= RECORDS FOR THIS TASK =
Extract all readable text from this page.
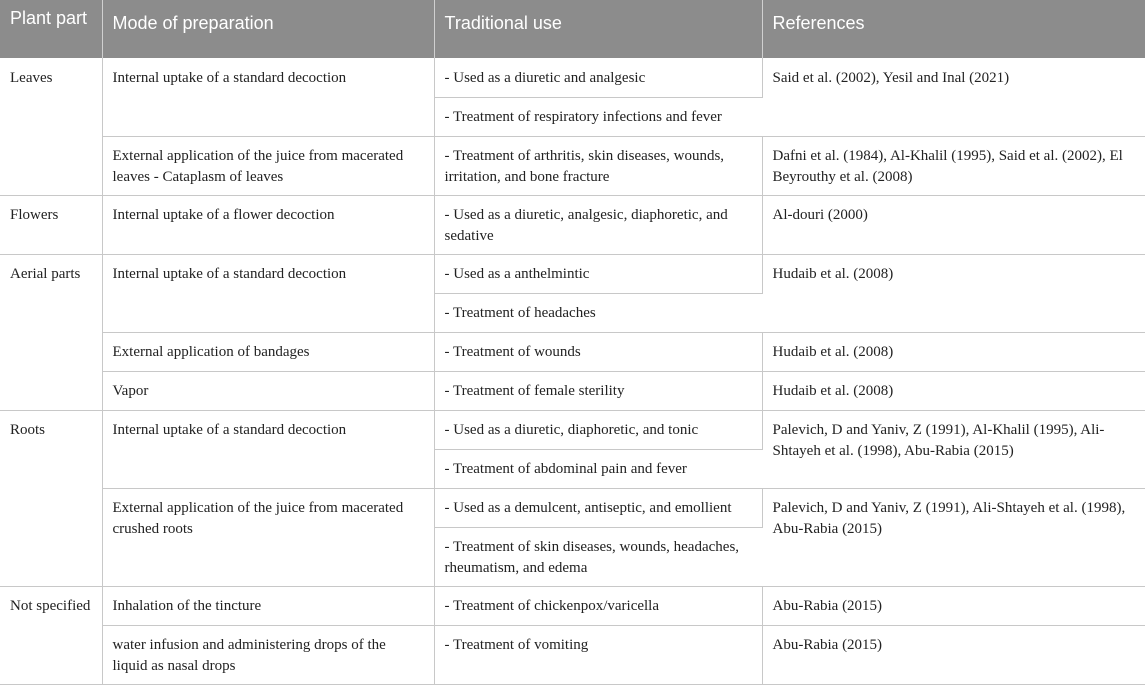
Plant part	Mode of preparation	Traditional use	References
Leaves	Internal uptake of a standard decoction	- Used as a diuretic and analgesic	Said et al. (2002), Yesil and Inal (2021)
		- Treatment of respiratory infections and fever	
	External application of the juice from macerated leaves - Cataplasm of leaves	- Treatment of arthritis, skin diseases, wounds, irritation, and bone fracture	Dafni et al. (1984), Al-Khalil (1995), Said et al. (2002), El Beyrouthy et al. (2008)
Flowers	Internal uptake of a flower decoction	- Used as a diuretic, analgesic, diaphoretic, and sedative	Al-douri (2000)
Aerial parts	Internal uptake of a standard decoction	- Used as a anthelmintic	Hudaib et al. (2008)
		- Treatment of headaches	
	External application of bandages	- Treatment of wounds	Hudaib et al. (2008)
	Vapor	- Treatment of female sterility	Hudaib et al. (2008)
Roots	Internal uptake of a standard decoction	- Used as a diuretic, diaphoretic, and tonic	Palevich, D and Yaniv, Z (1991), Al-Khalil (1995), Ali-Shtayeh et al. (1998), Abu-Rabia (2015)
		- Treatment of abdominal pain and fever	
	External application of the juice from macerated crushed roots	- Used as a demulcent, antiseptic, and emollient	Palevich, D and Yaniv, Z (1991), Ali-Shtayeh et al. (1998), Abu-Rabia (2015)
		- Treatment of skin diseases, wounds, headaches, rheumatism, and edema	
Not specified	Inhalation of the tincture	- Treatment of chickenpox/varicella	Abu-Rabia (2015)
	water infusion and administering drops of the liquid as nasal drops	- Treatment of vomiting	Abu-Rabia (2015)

= WORK TO DO =
Look through the data above. Each line containing the word "External" needs to be copied.

= RESULT FOR THIS TASK =
	External application of the juice from macerated leaves - Cataplasm of leaves	- Treatment of arthritis, skin diseases, wounds, irritation, and bone fracture	Dafni et al. (1984), Al-Khalil (1995), Said et al. (2002), El Beyrouthy et al. (2008)
	External application of bandages	- Treatment of wounds	Hudaib et al. (2008)
	External application of the juice from macerated crushed roots	- Used as a demulcent, antiseptic, and emollient	Palevich, D and Yaniv, Z (1991), Ali-Shtayeh et al. (1998), Abu-Rabia (2015)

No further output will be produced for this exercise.